§ **Exercise task**
Search the records for the word "name" and report each line that has it.

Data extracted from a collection
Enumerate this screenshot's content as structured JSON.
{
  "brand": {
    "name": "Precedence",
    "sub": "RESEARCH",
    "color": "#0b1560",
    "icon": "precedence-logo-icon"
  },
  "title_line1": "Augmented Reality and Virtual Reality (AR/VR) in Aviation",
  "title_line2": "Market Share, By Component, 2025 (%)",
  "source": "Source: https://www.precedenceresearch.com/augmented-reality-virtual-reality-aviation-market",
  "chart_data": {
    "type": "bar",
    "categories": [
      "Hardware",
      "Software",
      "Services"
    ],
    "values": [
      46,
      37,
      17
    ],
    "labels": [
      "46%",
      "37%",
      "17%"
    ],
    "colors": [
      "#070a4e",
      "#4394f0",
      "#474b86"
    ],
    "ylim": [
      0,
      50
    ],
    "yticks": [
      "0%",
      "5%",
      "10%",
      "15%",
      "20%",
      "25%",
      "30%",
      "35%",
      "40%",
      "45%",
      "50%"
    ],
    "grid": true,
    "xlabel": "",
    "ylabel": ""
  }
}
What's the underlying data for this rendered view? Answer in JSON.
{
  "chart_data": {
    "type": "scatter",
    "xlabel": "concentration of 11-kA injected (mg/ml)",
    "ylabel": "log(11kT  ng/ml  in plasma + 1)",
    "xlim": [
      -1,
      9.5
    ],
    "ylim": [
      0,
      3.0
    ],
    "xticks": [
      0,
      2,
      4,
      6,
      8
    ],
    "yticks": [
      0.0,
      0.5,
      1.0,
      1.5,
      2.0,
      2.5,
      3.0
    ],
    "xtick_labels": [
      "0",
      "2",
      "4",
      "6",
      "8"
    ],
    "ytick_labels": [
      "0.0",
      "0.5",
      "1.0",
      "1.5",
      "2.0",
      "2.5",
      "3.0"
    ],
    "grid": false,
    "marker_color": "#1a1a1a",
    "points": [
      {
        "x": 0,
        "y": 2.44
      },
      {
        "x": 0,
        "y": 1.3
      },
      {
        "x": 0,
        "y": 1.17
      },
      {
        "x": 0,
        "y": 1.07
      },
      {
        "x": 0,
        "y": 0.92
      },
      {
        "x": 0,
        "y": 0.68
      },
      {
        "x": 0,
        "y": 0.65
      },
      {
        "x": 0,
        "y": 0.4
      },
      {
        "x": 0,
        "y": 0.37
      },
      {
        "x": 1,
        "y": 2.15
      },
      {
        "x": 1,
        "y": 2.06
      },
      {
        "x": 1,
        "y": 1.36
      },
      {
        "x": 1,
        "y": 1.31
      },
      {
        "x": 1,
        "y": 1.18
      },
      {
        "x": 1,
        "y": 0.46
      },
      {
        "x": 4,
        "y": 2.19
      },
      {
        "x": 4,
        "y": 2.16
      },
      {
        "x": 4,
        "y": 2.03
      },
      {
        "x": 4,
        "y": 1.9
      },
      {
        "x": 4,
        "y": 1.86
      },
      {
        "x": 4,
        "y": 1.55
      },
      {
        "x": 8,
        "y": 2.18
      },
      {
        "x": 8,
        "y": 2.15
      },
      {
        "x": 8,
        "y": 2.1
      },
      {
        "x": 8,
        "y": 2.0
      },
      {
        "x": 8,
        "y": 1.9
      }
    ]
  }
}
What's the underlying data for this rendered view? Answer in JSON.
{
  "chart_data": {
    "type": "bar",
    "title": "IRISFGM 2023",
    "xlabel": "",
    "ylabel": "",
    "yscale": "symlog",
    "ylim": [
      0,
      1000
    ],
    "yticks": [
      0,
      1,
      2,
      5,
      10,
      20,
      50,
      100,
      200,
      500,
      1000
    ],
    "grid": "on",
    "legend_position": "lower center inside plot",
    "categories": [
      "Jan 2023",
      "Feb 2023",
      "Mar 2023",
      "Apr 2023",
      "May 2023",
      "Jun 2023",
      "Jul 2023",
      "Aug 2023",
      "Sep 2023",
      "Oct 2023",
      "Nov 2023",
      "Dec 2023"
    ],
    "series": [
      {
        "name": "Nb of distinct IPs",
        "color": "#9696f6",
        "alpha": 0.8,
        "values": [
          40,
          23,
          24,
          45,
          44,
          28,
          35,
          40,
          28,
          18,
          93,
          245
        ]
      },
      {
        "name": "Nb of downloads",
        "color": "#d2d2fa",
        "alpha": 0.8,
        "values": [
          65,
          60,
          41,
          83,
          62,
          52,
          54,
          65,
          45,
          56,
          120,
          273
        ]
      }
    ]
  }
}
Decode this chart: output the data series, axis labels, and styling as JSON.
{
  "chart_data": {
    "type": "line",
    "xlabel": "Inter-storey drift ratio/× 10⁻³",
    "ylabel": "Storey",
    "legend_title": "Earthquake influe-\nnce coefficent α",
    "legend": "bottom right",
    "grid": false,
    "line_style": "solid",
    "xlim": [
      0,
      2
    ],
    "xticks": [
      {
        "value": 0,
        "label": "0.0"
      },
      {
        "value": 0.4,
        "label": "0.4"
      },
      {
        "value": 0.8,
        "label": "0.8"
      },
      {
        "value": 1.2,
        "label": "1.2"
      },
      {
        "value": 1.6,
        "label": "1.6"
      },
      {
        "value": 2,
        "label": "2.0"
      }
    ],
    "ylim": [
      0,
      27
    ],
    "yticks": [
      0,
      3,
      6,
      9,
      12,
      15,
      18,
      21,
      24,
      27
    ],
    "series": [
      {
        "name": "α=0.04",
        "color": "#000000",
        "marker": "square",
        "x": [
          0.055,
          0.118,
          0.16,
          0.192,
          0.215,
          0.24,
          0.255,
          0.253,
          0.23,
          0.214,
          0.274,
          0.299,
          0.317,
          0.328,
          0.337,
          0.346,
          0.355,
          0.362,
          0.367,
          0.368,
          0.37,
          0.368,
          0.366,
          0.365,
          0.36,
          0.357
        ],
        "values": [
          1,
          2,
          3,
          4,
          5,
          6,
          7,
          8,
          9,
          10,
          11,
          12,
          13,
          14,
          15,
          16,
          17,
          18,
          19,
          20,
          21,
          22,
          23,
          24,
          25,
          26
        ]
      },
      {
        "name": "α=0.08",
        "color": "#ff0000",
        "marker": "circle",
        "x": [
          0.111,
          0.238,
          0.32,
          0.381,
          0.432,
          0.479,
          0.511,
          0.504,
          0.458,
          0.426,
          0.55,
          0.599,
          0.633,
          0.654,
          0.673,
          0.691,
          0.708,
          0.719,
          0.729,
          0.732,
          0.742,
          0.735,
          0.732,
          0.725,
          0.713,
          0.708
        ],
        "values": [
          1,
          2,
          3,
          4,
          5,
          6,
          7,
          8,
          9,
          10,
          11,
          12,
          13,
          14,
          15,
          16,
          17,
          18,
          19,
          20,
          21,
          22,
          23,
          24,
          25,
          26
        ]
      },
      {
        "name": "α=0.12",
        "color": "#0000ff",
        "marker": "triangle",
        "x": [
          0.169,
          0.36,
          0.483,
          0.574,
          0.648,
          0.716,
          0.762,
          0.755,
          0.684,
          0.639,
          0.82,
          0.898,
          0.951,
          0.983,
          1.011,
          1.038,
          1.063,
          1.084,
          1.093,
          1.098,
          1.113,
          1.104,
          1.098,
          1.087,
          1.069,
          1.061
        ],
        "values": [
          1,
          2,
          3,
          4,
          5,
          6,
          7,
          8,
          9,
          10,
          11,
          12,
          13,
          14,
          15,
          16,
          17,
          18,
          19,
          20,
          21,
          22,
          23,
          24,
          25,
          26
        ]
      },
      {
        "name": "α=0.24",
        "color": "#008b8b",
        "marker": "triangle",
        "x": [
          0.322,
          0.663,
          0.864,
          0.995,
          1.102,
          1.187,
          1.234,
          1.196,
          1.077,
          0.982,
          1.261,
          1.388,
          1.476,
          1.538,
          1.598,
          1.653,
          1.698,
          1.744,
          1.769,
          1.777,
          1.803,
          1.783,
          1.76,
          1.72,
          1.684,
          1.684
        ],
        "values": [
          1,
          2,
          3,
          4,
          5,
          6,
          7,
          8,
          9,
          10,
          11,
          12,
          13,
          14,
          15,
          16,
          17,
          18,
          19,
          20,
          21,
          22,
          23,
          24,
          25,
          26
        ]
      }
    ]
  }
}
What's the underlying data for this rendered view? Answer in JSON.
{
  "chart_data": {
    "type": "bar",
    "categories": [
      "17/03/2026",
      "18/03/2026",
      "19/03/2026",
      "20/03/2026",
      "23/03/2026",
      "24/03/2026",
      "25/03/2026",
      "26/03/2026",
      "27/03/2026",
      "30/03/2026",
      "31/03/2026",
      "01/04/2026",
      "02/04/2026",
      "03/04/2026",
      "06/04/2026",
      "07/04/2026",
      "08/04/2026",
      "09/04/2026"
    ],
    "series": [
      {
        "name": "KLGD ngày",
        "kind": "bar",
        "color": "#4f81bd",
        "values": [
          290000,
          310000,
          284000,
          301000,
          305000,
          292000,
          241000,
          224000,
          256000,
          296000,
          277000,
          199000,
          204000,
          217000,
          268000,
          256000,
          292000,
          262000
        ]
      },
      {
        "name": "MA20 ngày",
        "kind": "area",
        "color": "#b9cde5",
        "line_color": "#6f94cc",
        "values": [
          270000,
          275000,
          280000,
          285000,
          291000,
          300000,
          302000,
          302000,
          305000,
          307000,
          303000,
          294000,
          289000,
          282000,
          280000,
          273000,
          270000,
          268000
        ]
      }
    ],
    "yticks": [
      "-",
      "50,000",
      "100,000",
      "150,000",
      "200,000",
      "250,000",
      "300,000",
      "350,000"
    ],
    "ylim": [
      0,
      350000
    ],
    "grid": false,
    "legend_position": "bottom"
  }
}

§ **Written answer**
    "name": "Precedence",
        "name": "Nb of distinct IPs",
        "name": "Nb of downloads",
        "name": "α=0.04",
        "name": "α=0.08",
        "name": "α=0.12",
        "name": "α=0.24",
        "name": "KLGD ngày",
        "name": "MA20 ngày",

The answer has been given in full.